**Instructions to follow**.
Leave out the pictures and copy each record below exactly.

(Figure record listings)

%%

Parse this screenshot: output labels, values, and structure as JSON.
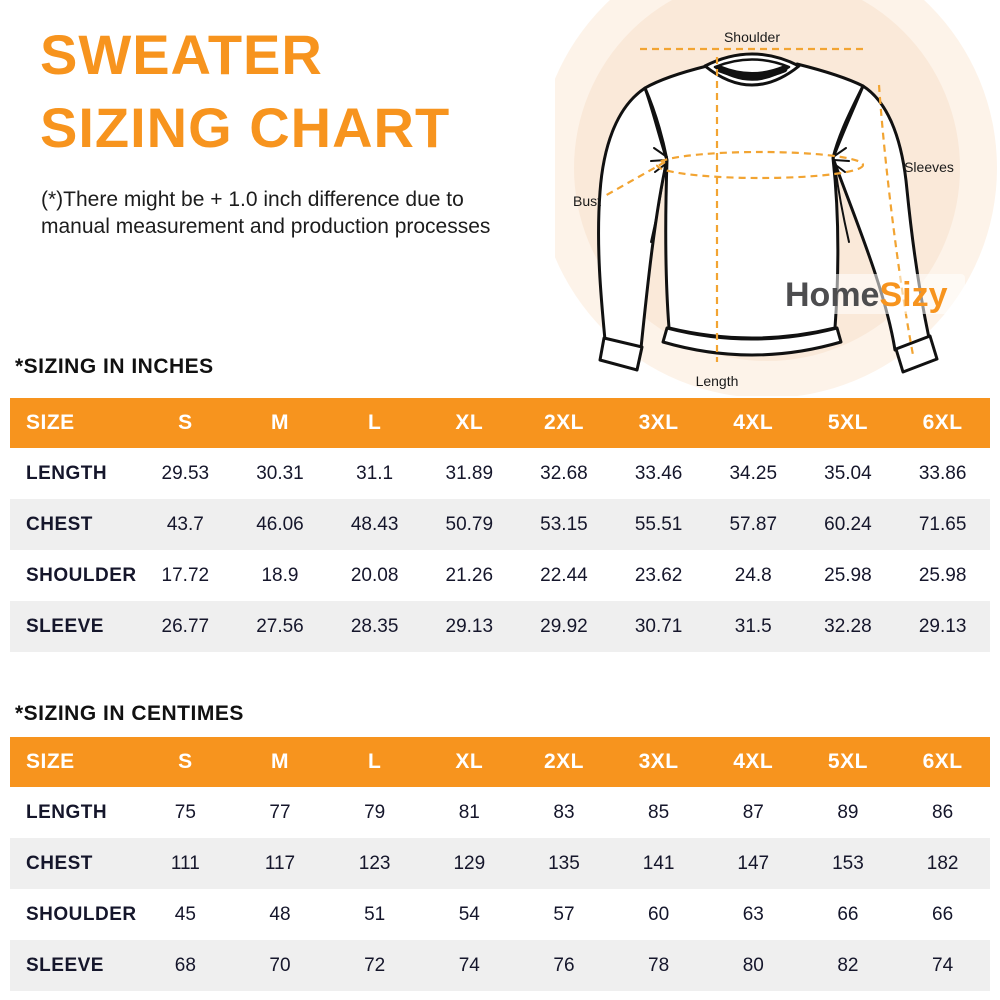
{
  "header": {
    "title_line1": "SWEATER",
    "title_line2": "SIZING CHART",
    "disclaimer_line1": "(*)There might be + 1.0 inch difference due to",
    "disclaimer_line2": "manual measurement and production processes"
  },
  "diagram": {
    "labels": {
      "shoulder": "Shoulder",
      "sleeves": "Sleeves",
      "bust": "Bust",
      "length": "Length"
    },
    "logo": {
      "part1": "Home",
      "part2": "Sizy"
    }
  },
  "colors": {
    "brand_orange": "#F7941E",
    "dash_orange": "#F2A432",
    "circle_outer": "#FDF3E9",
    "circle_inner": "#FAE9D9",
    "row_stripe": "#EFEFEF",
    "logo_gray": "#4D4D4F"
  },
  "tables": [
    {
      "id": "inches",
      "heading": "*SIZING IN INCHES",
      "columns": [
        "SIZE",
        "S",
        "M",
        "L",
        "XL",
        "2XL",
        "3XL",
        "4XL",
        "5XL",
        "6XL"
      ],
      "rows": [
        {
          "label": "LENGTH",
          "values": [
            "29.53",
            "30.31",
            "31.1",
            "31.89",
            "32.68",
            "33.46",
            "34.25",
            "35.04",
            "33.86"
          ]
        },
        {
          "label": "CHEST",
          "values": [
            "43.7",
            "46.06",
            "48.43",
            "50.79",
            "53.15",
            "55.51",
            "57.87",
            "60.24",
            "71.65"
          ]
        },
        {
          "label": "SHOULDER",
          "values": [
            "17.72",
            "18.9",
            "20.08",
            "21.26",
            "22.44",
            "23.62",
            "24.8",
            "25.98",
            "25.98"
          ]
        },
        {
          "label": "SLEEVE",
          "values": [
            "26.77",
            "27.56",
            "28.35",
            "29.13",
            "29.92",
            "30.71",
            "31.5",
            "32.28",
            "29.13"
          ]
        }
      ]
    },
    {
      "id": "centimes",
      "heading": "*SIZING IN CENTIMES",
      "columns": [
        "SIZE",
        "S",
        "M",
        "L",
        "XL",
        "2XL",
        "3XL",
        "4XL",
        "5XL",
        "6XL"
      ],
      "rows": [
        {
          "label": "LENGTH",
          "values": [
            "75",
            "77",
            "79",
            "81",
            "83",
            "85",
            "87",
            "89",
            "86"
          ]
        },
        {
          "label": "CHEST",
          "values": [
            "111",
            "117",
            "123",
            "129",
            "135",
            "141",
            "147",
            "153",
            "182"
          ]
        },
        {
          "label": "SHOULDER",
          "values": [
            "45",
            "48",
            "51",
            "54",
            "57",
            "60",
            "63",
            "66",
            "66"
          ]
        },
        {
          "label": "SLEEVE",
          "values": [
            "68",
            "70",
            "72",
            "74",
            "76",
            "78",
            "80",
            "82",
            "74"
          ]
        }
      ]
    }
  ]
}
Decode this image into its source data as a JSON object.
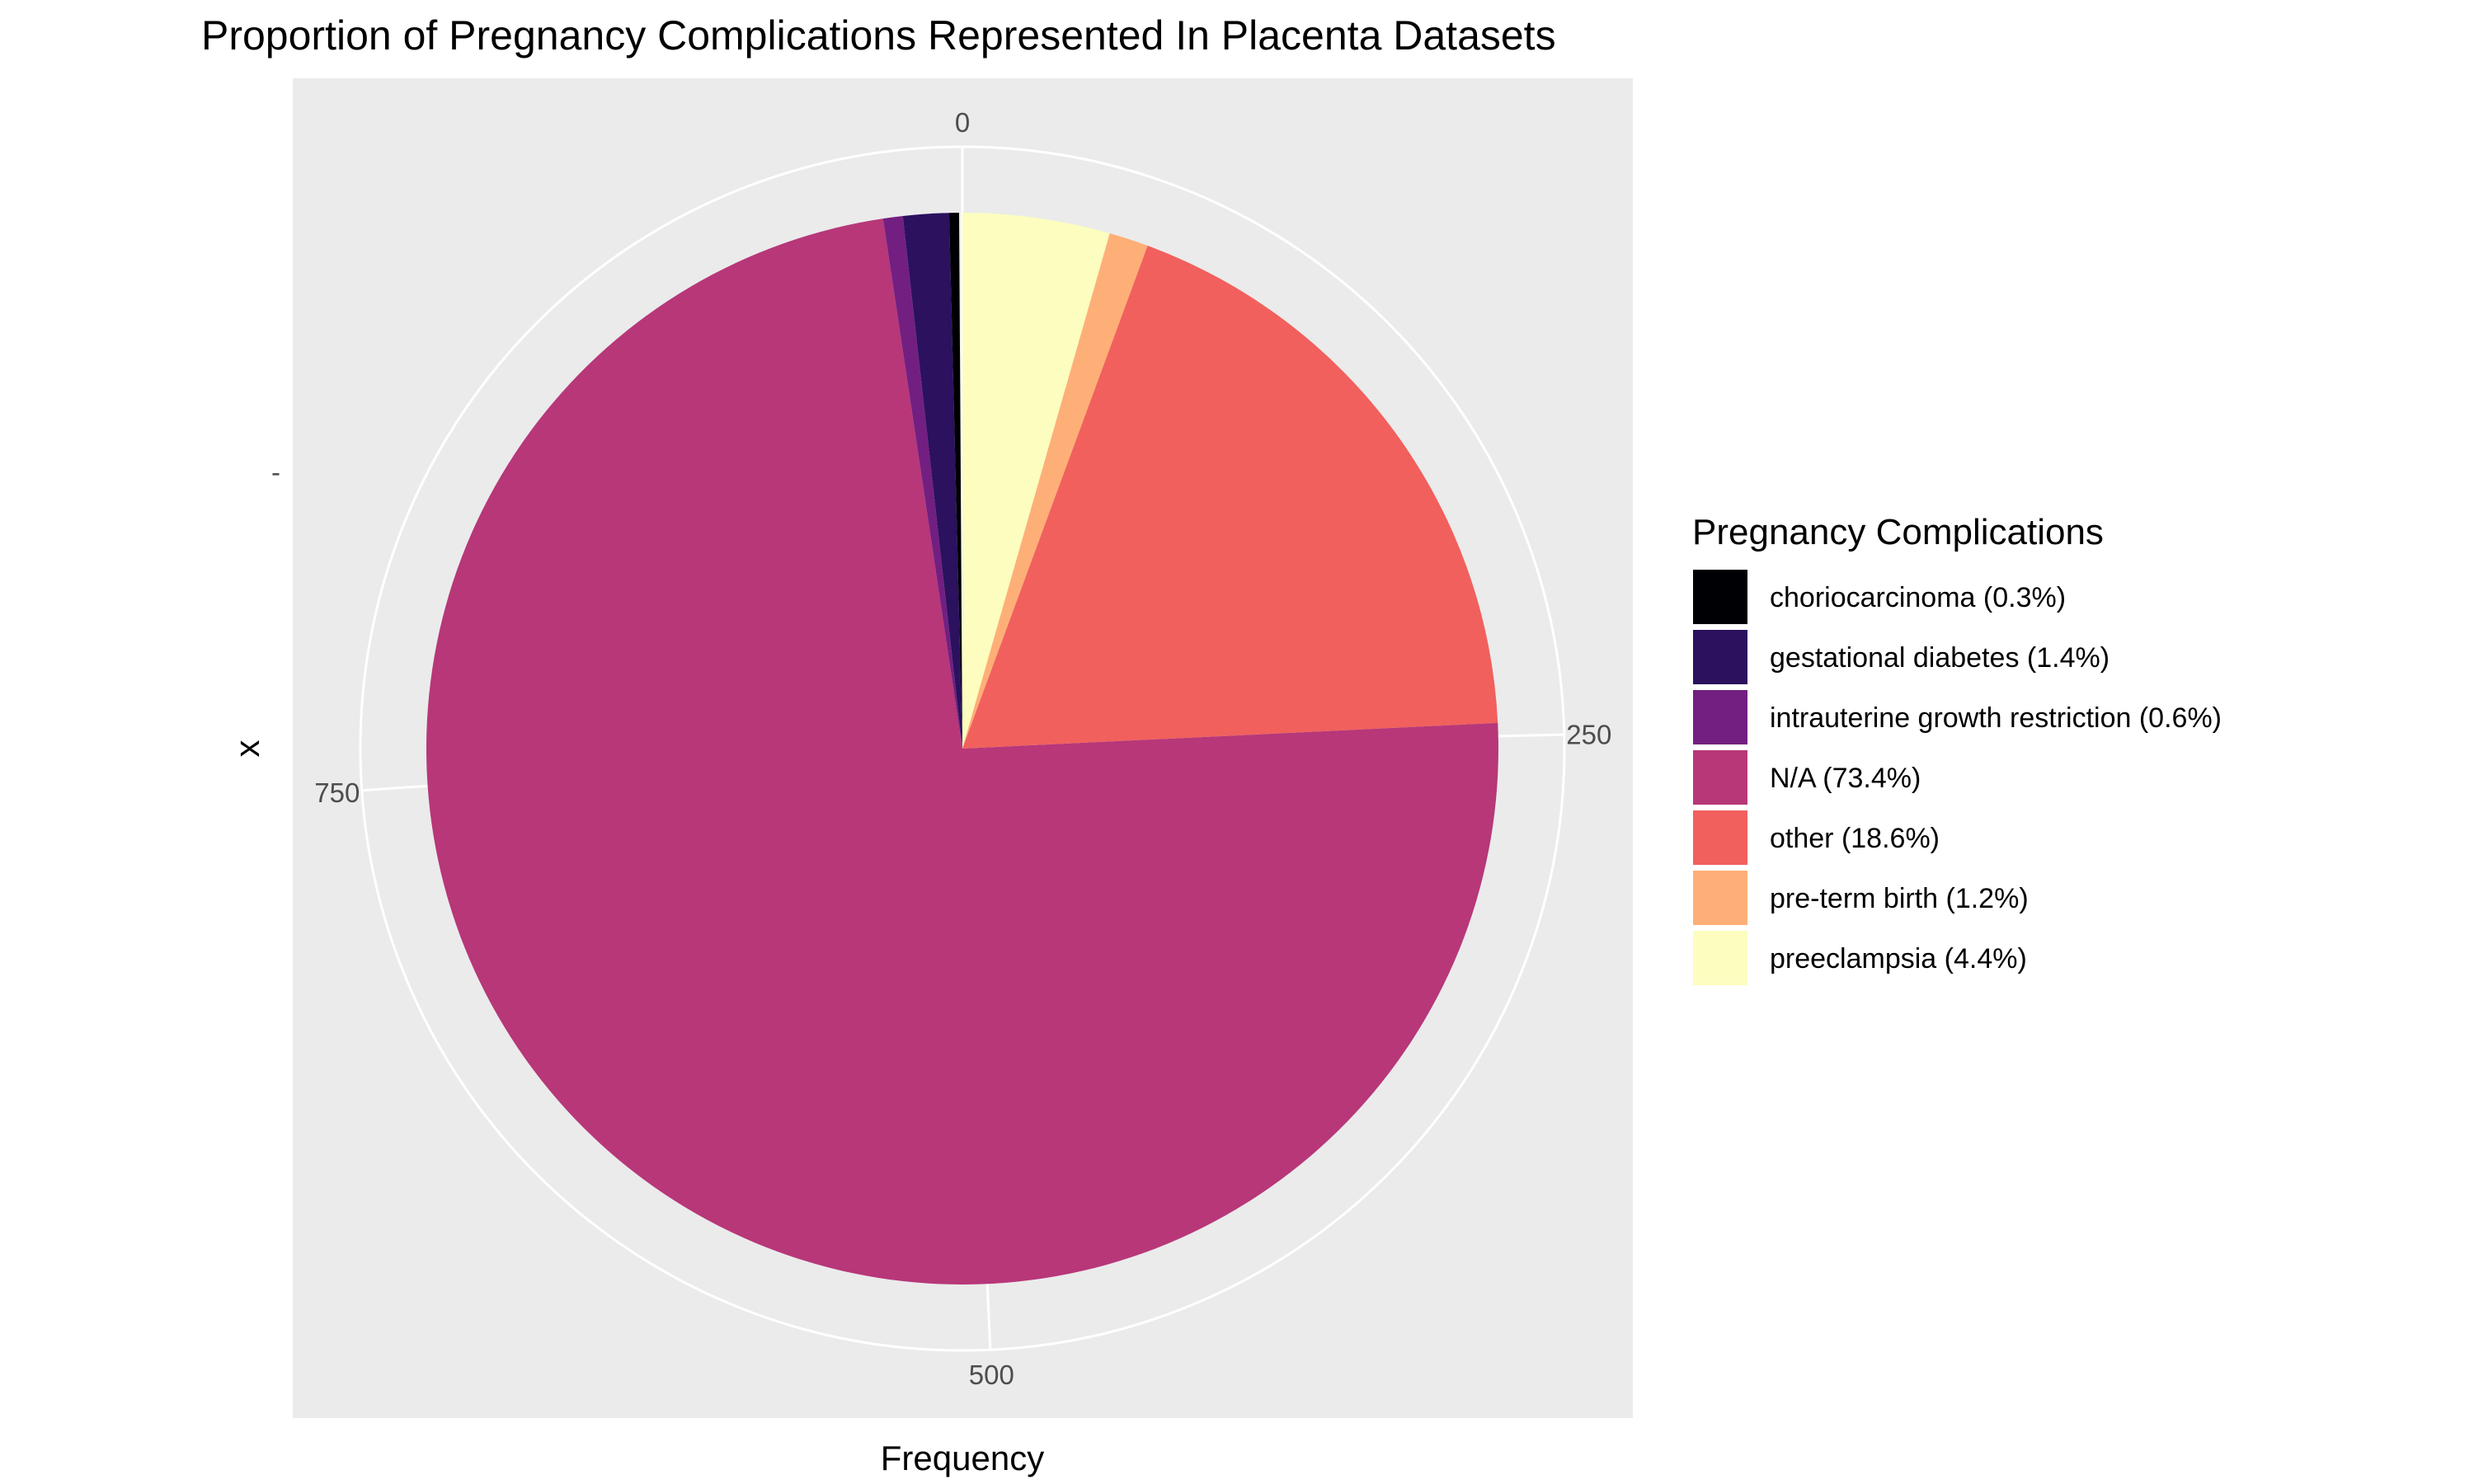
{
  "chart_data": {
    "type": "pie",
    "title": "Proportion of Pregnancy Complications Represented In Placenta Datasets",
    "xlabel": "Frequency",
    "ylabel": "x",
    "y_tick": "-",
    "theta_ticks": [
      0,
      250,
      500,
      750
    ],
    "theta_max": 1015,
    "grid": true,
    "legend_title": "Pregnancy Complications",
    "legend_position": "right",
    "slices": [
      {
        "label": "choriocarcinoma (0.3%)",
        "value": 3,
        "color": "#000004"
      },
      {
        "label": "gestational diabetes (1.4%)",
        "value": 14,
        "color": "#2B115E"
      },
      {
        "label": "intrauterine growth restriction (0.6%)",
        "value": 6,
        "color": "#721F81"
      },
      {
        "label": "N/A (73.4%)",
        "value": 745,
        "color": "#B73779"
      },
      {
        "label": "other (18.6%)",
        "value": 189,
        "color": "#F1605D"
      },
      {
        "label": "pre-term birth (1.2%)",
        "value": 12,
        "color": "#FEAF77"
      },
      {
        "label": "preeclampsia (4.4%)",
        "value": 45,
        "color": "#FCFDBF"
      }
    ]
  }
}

%%

**Response**.
Parse this screenshot: output labels, values, and structure as JSON.
{
  "header": {
    "title_line1": "SWEATER",
    "title_line2": "SIZING CHART",
    "disclaimer_line1": "(*)There might be + 1.0 inch difference due to",
    "disclaimer_line2": "manual measurement and production processes"
  },
  "diagram": {
    "labels": {
      "shoulder": "Shoulder",
      "sleeves": "Sleeves",
      "bust": "Bust",
      "length": "Length"
    },
    "logo": {
      "part1": "Home",
      "part2": "Sizy"
    }
  },
  "colors": {
    "brand_orange": "#F7941E",
    "dash_orange": "#F2A432",
    "circle_outer": "#FDF3E9",
    "circle_inner": "#FAE9D9",
    "row_stripe": "#EFEFEF",
    "logo_gray": "#4D4D4F"
  },
  "tables": [
    {
      "id": "inches",
      "heading": "*SIZING IN INCHES",
      "columns": [
        "SIZE",
        "S",
        "M",
        "L",
        "XL",
        "2XL",
        "3XL",
        "4XL",
        "5XL",
        "6XL"
      ],
      "rows": [
        {
          "label": "LENGTH",
          "values": [
            "29.53",
            "30.31",
            "31.1",
            "31.89",
            "32.68",
            "33.46",
            "34.25",
            "35.04",
            "33.86"
          ]
        },
        {
          "label": "CHEST",
          "values": [
            "43.7",
            "46.06",
            "48.43",
            "50.79",
            "53.15",
            "55.51",
            "57.87",
            "60.24",
            "71.65"
          ]
        },
        {
          "label": "SHOULDER",
          "values": [
            "17.72",
            "18.9",
            "20.08",
            "21.26",
            "22.44",
            "23.62",
            "24.8",
            "25.98",
            "25.98"
          ]
        },
        {
          "label": "SLEEVE",
          "values": [
            "26.77",
            "27.56",
            "28.35",
            "29.13",
            "29.92",
            "30.71",
            "31.5",
            "32.28",
            "29.13"
          ]
        }
      ]
    },
    {
      "id": "centimes",
      "heading": "*SIZING IN CENTIMES",
      "columns": [
        "SIZE",
        "S",
        "M",
        "L",
        "XL",
        "2XL",
        "3XL",
        "4XL",
        "5XL",
        "6XL"
      ],
      "rows": [
        {
          "label": "LENGTH",
          "values": [
            "75",
            "77",
            "79",
            "81",
            "83",
            "85",
            "87",
            "89",
            "86"
          ]
        },
        {
          "label": "CHEST",
          "values": [
            "111",
            "117",
            "123",
            "129",
            "135",
            "141",
            "147",
            "153",
            "182"
          ]
        },
        {
          "label": "SHOULDER",
          "values": [
            "45",
            "48",
            "51",
            "54",
            "57",
            "60",
            "63",
            "66",
            "66"
          ]
        },
        {
          "label": "SLEEVE",
          "values": [
            "68",
            "70",
            "72",
            "74",
            "76",
            "78",
            "80",
            "82",
            "74"
          ]
        }
      ]
    }
  ]
}
Decode this image into its source data as a JSON object.
{
  "chart_data": {
    "type": "pie",
    "title": "Proportion of Pregnancy Complications Represented In Placenta Datasets",
    "xlabel": "Frequency",
    "ylabel": "x",
    "y_tick": "-",
    "theta_ticks": [
      0,
      250,
      500,
      750
    ],
    "theta_max": 1015,
    "grid": true,
    "legend_title": "Pregnancy Complications",
    "legend_position": "right",
    "slices": [
      {
        "label": "choriocarcinoma (0.3%)",
        "value": 3,
        "color": "#000004"
      },
      {
        "label": "gestational diabetes (1.4%)",
        "value": 14,
        "color": "#2B115E"
      },
      {
        "label": "intrauterine growth restriction (0.6%)",
        "value": 6,
        "color": "#721F81"
      },
      {
        "label": "N/A (73.4%)",
        "value": 745,
        "color": "#B73779"
      },
      {
        "label": "other (18.6%)",
        "value": 189,
        "color": "#F1605D"
      },
      {
        "label": "pre-term birth (1.2%)",
        "value": 12,
        "color": "#FEAF77"
      },
      {
        "label": "preeclampsia (4.4%)",
        "value": 45,
        "color": "#FCFDBF"
      }
    ]
  }
}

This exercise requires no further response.